*DIRECTION:* Repeat each line of the material exactly.

(Recorded data)
- - -

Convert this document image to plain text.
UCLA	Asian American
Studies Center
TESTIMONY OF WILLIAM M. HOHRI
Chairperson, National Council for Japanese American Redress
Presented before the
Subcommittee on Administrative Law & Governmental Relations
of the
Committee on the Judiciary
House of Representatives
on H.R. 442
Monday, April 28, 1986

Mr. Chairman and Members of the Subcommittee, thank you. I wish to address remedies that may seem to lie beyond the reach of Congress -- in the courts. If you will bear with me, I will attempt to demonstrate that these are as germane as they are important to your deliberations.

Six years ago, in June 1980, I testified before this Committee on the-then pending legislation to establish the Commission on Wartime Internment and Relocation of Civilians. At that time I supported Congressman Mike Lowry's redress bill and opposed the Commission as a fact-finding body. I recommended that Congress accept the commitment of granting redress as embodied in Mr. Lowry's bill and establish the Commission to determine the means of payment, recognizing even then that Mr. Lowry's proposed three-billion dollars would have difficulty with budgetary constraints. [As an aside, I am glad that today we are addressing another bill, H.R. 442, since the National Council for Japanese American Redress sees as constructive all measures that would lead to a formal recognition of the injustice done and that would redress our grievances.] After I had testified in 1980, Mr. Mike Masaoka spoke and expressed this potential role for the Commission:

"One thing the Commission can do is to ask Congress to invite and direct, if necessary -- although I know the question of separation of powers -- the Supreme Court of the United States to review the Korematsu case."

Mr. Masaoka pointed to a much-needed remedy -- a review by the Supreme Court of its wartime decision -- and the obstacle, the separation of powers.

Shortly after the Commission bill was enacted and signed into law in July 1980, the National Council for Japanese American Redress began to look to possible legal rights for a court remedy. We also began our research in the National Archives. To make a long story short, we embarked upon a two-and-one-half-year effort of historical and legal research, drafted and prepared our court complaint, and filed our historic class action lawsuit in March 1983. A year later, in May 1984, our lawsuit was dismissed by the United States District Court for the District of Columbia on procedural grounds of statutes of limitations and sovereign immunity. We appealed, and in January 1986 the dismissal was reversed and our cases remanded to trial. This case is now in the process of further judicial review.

- - -

*REPLY TO THE TASK:*
Convert this document image to plain text.
UCLA	Asian American
Studies Center
TESTIMONY OF WILLIAM M. HOHRI
Chairperson, National Council for Japanese American Redress
Presented before the
Subcommittee on Administrative Law & Governmental Relations
of the
Committee on the Judiciary
House of Representatives
on H.R. 442
Monday, April 28, 1986

Mr. Chairman and Members of the Subcommittee, thank you. I wish to address remedies that may seem to lie beyond the reach of Congress -- in the courts. If you will bear with me, I will attempt to demonstrate that these are as germane as they are important to your deliberations.

Six years ago, in June 1980, I testified before this Committee on the-then pending legislation to establish the Commission on Wartime Internment and Relocation of Civilians. At that time I supported Congressman Mike Lowry's redress bill and opposed the Commission as a fact-finding body. I recommended that Congress accept the commitment of granting redress as embodied in Mr. Lowry's bill and establish the Commission to determine the means of payment, recognizing even then that Mr. Lowry's proposed three-billion dollars would have difficulty with budgetary constraints. [As an aside, I am glad that today we are addressing another bill, H.R. 442, since the National Council for Japanese American Redress sees as constructive all measures that would lead to a formal recognition of the injustice done and that would redress our grievances.] After I had testified in 1980, Mr. Mike Masaoka spoke and expressed this potential role for the Commission:

"One thing the Commission can do is to ask Congress to invite and direct, if necessary -- although I know the question of separation of powers -- the Supreme Court of the United States to review the Korematsu case."

Mr. Masaoka pointed to a much-needed remedy -- a review by the Supreme Court of its wartime decision -- and the obstacle, the separation of powers.

Shortly after the Commission bill was enacted and signed into law in July 1980, the National Council for Japanese American Redress began to look to possible legal rights for a court remedy. We also began our research in the National Archives. To make a long story short, we embarked upon a two-and-one-half-year effort of historical and legal research, drafted and prepared our court complaint, and filed our historic class action lawsuit in March 1983. A year later, in May 1984, our lawsuit was dismissed by the United States District Court for the District of Columbia on procedural grounds of statutes of limitations and sovereign immunity. We appealed, and in January 1986 the dismissal was reversed and our cases remanded to trial. This case is now in the process of further judicial review.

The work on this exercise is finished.